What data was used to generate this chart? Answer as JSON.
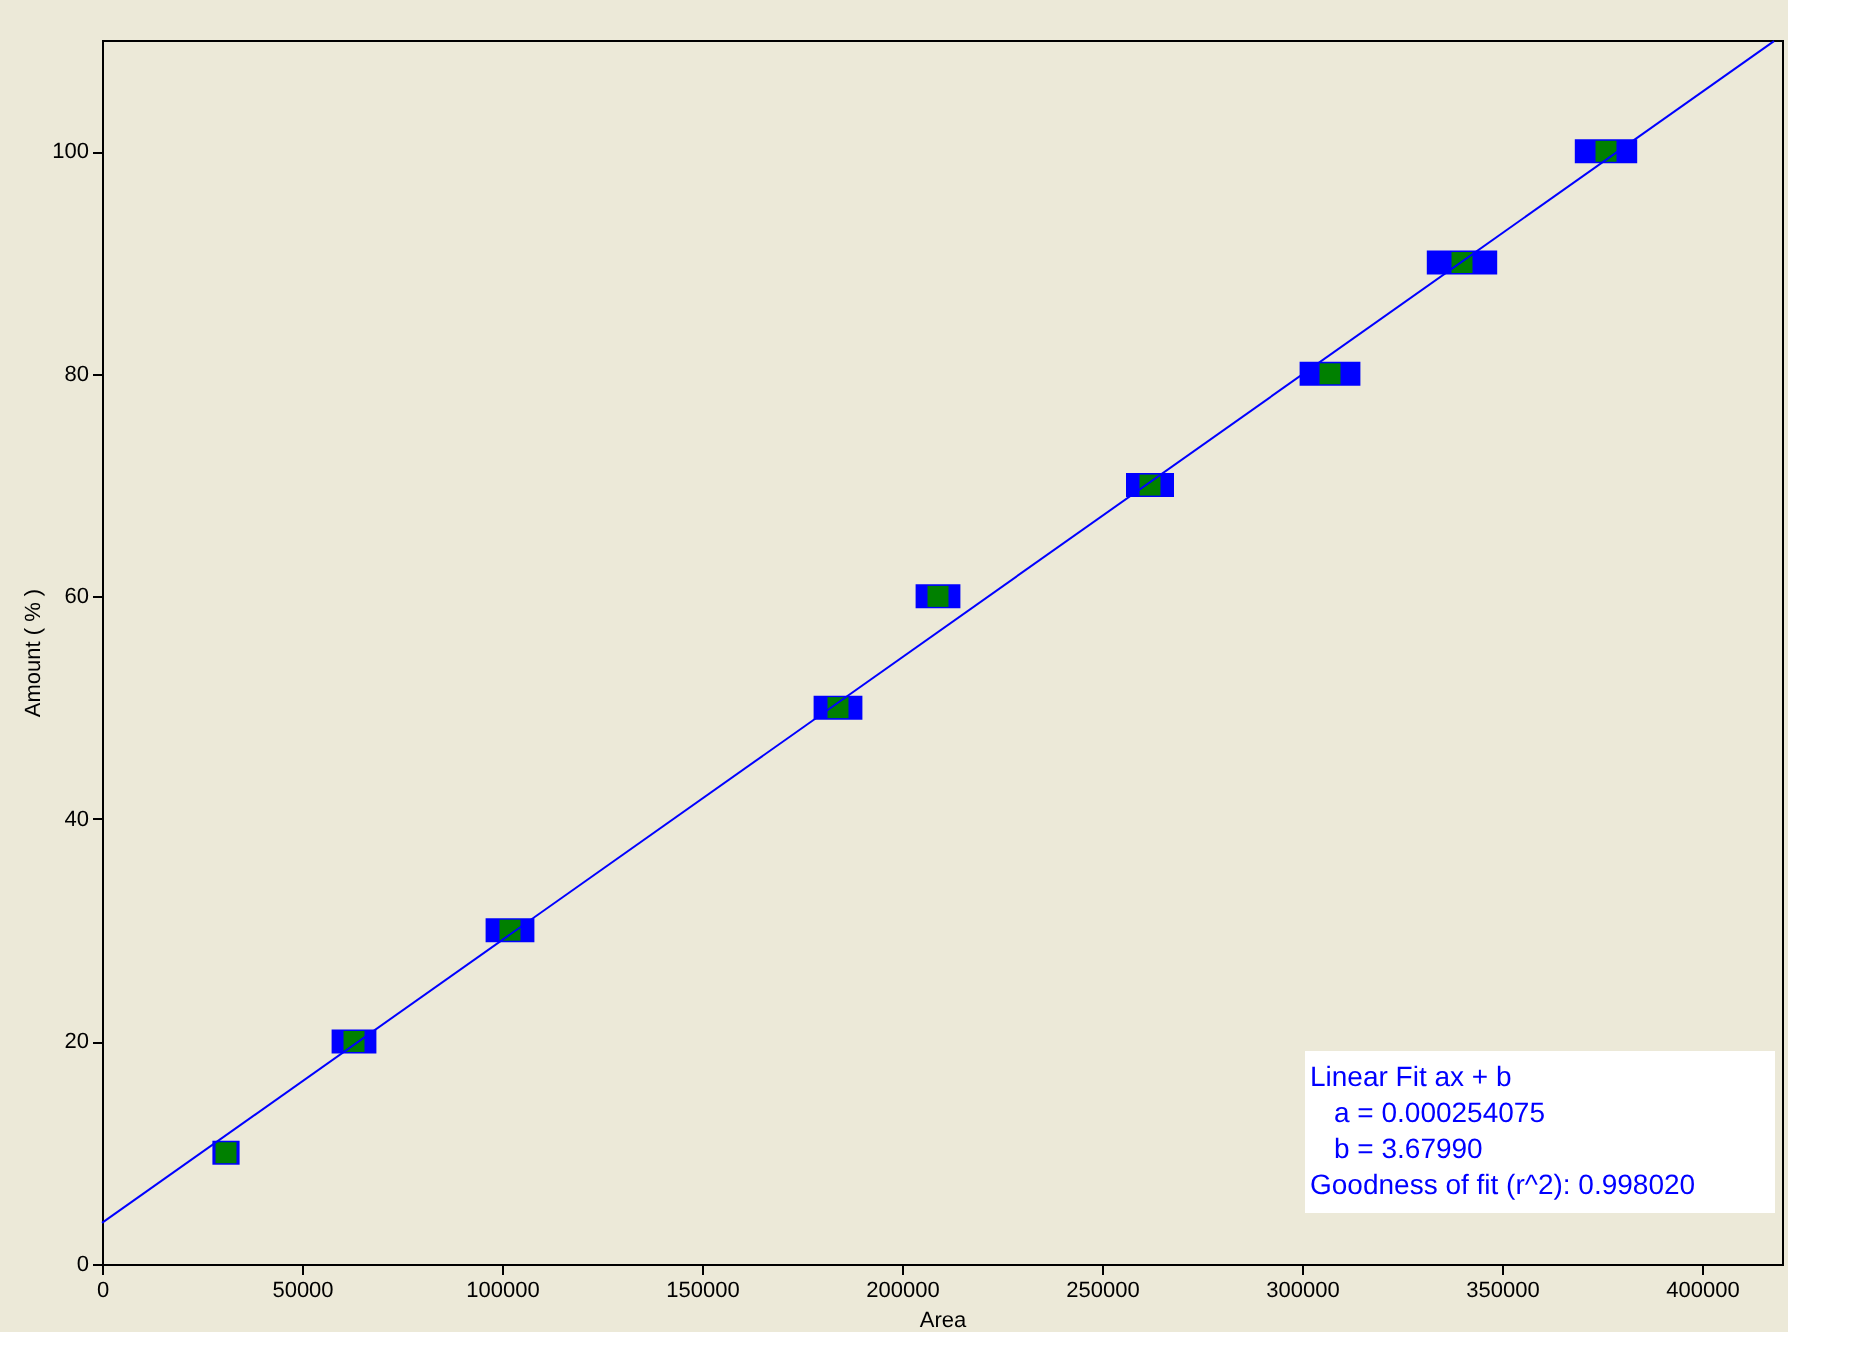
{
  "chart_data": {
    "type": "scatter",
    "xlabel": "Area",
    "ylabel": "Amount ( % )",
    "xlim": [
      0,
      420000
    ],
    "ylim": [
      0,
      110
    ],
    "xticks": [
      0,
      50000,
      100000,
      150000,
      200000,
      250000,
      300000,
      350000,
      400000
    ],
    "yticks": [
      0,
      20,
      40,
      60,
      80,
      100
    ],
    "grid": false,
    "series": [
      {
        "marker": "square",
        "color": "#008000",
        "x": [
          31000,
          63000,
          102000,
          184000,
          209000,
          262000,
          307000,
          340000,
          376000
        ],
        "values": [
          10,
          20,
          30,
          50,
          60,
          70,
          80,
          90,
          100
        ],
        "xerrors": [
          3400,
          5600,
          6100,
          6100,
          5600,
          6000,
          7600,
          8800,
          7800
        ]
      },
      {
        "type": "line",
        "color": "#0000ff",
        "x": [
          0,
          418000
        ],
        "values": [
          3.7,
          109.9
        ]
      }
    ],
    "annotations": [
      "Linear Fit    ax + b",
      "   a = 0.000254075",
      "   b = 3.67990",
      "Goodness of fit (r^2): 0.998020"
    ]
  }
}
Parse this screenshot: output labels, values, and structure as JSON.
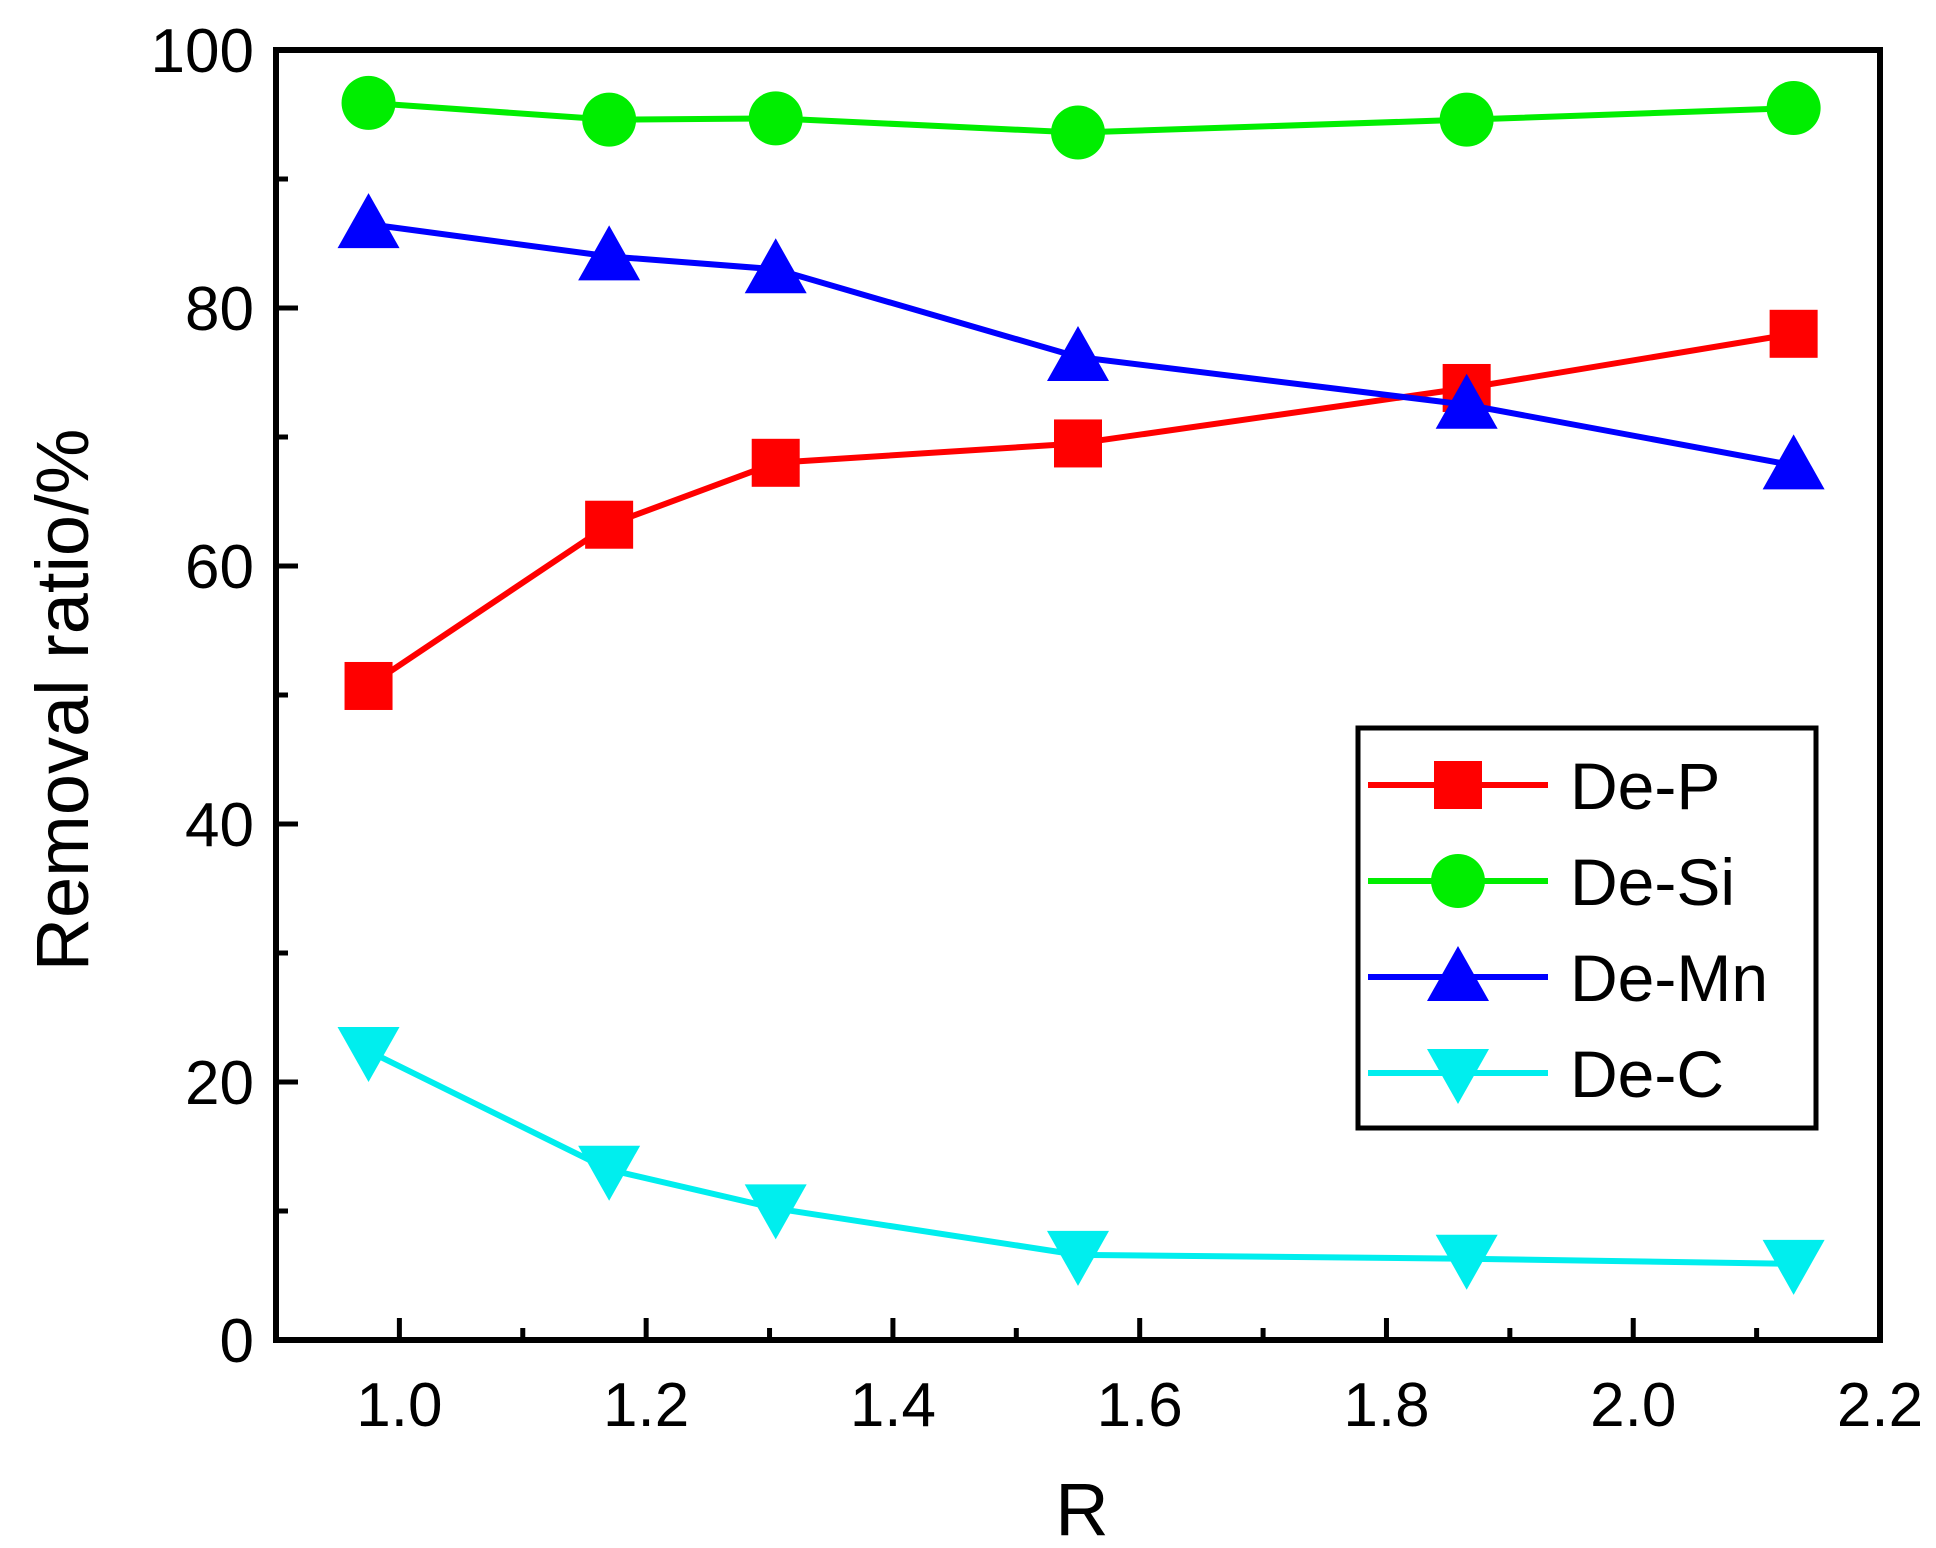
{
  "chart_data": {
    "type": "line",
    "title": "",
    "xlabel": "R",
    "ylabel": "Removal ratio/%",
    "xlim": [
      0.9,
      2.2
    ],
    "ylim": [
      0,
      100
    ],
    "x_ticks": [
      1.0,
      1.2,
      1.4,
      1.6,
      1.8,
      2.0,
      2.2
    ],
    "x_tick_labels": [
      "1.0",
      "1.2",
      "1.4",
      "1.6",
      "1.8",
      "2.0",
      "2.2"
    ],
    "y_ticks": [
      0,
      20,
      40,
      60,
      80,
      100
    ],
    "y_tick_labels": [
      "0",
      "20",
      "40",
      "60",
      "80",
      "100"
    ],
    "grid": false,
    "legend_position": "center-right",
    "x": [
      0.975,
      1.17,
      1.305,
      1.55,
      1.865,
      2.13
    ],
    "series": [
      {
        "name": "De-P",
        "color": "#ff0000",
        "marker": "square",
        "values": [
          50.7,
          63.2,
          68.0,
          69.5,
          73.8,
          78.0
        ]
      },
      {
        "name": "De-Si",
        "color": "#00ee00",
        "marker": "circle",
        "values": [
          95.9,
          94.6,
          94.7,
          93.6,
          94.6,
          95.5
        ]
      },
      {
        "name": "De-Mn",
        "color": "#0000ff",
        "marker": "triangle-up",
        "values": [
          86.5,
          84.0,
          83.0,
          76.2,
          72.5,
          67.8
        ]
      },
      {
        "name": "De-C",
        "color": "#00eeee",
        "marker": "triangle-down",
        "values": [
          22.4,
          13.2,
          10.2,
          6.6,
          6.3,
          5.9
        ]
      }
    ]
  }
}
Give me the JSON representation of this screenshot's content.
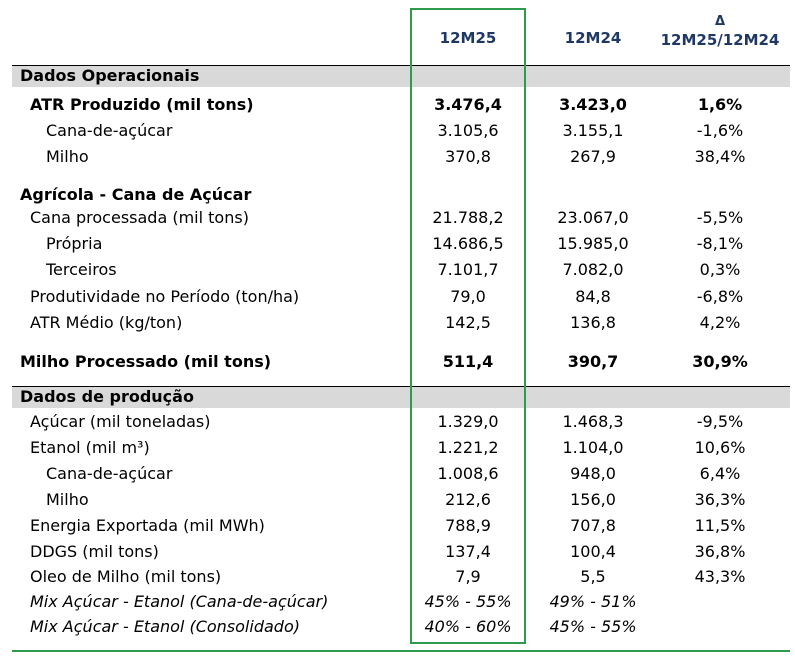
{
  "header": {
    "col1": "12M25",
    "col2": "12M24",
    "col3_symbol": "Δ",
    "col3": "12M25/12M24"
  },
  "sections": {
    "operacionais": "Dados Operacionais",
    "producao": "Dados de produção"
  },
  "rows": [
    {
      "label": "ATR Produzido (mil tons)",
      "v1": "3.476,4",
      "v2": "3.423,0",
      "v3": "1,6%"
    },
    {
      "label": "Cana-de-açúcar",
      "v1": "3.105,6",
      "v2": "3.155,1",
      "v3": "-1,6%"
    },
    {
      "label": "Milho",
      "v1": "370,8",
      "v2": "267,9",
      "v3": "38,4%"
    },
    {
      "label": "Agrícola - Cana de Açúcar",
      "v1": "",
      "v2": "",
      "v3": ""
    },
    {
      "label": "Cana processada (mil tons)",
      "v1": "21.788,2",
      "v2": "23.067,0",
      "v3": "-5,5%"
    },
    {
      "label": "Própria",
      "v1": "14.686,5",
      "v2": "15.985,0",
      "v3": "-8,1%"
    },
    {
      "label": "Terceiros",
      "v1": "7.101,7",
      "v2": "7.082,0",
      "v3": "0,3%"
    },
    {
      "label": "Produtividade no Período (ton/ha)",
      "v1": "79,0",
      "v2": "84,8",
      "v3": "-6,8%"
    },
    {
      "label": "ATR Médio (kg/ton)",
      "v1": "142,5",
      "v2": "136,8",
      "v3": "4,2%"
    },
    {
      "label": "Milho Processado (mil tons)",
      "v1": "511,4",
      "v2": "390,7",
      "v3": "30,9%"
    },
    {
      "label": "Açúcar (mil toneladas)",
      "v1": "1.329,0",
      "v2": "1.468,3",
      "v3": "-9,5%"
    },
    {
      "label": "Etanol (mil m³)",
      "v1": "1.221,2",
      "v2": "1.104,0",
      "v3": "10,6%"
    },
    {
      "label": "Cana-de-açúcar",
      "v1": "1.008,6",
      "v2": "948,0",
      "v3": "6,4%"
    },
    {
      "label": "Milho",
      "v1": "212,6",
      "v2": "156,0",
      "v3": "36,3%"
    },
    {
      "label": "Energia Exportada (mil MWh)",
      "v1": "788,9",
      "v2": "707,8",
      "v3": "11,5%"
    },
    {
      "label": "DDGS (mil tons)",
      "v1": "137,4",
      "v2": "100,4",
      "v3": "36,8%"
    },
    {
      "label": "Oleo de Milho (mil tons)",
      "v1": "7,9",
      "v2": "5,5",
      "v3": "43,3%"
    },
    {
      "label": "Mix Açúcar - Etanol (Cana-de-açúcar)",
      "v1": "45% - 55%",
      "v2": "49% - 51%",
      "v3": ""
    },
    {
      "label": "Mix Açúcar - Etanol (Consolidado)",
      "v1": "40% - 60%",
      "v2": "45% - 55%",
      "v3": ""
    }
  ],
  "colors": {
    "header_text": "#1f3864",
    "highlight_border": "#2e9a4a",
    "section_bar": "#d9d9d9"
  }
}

--*--

For each line in the data above that contains the string "Etanol", extract the line.

      "label": "Etanol (mil m³)",
      "label": "Mix Açúcar - Etanol (Cana-de-açúcar)",
      "label": "Mix Açúcar - Etanol (Consolidado)",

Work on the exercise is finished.